INSTRUCTIONS TO FOLLOW: Show every line in the entries below where the word "from" appears.

EXERCISE MATERIAL:
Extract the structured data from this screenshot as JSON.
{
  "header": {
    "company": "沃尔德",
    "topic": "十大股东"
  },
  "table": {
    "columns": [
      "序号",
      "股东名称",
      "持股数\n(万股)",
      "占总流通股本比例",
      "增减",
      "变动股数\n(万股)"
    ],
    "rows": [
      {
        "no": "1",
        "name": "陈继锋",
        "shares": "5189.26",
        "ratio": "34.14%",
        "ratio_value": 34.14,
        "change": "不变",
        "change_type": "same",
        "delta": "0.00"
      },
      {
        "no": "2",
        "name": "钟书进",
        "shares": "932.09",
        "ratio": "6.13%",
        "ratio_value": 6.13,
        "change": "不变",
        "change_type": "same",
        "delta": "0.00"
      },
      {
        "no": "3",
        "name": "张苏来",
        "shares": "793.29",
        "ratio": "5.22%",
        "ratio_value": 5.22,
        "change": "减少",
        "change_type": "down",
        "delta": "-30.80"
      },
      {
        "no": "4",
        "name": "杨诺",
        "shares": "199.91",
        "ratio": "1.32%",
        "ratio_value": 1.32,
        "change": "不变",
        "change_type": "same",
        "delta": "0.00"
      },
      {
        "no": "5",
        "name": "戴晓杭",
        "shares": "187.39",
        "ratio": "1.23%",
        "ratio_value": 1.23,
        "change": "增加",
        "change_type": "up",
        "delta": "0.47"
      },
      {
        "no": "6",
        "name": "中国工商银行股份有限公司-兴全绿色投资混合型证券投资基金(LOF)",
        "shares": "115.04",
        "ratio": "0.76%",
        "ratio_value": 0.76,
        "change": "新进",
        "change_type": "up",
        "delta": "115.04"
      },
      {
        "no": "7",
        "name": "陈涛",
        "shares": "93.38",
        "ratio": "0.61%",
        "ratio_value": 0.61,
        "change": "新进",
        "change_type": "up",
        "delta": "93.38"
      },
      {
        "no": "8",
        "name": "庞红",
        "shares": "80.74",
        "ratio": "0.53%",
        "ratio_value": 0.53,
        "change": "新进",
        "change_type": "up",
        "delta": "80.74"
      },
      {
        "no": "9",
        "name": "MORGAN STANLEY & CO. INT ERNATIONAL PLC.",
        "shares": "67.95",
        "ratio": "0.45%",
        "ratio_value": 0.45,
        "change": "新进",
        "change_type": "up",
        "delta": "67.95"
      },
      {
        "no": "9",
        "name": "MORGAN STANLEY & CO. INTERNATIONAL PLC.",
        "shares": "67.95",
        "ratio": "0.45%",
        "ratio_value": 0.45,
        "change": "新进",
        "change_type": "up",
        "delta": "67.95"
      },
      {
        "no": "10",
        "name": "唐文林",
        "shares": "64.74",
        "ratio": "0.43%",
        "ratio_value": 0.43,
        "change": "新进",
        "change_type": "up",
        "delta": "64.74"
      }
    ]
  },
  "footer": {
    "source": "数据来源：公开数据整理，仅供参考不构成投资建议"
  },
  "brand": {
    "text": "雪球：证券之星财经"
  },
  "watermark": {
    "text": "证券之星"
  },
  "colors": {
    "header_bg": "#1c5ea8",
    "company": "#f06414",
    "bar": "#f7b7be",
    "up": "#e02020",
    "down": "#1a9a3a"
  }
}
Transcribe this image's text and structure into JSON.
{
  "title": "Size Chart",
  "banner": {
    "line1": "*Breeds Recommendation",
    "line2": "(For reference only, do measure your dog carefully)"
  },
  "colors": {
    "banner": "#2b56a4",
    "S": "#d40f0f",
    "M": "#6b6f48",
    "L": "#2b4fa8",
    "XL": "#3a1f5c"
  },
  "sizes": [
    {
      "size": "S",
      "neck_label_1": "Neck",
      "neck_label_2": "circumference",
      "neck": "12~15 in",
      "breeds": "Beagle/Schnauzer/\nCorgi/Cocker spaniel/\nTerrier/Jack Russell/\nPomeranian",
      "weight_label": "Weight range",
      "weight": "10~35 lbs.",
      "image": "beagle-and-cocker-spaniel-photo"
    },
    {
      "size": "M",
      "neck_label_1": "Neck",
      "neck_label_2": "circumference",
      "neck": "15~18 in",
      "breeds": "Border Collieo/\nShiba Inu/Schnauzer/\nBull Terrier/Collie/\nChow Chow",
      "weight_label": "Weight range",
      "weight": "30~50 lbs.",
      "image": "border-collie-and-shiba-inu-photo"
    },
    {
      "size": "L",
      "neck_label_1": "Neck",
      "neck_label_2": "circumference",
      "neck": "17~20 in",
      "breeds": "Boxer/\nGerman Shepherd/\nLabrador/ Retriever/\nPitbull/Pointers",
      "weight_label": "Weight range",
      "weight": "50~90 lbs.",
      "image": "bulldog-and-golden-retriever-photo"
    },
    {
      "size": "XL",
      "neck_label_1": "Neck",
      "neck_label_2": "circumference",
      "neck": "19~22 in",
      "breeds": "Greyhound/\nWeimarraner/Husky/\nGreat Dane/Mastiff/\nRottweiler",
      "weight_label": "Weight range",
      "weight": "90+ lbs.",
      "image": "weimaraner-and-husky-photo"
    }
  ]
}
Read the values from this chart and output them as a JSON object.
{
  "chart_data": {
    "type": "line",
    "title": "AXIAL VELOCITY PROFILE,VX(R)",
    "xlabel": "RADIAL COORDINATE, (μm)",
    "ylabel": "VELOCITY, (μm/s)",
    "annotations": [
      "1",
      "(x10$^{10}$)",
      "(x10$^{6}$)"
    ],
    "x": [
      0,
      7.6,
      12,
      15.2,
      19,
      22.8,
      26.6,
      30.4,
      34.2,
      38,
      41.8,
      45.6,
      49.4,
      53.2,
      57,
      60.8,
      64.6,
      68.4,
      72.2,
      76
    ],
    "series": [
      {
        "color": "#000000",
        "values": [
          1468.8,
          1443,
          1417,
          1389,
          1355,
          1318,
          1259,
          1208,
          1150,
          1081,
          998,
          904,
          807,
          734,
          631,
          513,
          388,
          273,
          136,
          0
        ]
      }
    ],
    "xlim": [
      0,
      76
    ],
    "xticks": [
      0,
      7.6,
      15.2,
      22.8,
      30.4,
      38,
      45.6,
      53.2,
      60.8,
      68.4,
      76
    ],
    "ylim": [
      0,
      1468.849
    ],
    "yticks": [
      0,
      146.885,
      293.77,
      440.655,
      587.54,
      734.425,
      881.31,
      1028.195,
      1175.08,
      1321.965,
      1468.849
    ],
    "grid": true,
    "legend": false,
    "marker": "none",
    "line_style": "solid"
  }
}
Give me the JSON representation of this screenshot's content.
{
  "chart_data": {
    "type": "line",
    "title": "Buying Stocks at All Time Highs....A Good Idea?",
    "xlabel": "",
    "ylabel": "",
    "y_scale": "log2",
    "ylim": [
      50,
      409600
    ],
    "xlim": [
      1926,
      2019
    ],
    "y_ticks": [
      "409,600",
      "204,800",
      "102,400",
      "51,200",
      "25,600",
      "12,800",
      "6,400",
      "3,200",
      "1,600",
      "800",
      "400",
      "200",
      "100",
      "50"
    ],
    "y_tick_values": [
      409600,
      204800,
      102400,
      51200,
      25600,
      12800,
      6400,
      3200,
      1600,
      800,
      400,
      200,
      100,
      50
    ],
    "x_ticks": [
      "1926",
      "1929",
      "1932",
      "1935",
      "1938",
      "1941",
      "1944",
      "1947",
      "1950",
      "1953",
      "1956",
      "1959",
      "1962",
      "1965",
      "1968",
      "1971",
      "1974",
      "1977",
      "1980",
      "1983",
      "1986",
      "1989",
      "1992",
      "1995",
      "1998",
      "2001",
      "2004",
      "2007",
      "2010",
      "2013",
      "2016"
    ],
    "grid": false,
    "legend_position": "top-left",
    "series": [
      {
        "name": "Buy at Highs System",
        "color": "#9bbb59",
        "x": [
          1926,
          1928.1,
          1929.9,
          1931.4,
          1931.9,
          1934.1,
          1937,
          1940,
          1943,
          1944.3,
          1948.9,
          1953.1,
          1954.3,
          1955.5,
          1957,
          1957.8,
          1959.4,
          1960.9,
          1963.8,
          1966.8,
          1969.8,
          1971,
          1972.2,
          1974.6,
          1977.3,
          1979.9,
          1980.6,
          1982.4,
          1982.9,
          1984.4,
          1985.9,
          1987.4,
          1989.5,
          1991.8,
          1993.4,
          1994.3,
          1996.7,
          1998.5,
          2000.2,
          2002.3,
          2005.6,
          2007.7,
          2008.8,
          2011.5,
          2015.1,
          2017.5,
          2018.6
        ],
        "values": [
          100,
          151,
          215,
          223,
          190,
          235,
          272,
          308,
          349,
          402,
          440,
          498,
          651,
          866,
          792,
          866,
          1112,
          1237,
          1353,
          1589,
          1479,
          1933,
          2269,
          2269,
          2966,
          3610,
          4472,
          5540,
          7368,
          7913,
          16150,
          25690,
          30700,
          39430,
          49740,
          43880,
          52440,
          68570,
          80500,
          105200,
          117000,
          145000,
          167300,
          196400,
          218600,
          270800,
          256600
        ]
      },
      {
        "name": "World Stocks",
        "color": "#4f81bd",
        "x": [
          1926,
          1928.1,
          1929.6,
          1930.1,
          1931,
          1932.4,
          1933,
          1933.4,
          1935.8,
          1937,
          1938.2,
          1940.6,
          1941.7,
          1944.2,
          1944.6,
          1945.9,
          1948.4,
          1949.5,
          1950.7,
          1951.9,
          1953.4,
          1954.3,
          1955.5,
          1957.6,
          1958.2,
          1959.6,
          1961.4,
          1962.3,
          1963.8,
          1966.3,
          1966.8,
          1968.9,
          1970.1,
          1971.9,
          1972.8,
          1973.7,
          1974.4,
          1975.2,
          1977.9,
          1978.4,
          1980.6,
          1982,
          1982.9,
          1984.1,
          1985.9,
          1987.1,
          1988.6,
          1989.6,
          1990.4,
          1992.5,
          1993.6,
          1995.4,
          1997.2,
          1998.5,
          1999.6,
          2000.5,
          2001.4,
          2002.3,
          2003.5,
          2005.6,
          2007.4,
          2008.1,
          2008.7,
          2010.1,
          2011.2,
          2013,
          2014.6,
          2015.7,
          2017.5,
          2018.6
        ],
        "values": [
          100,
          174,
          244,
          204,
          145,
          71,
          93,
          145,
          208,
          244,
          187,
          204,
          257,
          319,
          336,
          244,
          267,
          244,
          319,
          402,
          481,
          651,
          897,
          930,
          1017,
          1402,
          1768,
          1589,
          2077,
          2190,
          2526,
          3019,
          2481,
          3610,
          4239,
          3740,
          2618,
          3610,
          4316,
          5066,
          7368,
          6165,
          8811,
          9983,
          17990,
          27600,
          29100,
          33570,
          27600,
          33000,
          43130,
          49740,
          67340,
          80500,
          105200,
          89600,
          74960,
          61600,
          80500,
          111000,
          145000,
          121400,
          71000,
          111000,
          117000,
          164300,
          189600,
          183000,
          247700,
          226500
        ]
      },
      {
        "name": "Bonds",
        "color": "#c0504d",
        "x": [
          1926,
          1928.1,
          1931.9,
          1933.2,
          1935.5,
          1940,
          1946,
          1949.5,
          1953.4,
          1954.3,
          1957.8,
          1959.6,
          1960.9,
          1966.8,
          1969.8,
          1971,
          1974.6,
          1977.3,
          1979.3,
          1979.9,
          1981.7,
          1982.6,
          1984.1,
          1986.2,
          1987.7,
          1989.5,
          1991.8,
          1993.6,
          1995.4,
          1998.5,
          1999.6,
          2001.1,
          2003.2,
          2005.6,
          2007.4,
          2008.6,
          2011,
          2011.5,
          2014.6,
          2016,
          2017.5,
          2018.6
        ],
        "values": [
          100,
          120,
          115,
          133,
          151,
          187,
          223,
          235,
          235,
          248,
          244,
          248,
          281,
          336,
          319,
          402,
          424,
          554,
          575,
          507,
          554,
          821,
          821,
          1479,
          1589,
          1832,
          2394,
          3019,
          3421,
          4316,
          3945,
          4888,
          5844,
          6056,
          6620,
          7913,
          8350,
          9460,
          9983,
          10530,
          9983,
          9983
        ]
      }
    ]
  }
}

THE COMPLETED TASK:
Extract the structured data from this screenshot as JSON.
Read the values from this chart and output them as a JSON object.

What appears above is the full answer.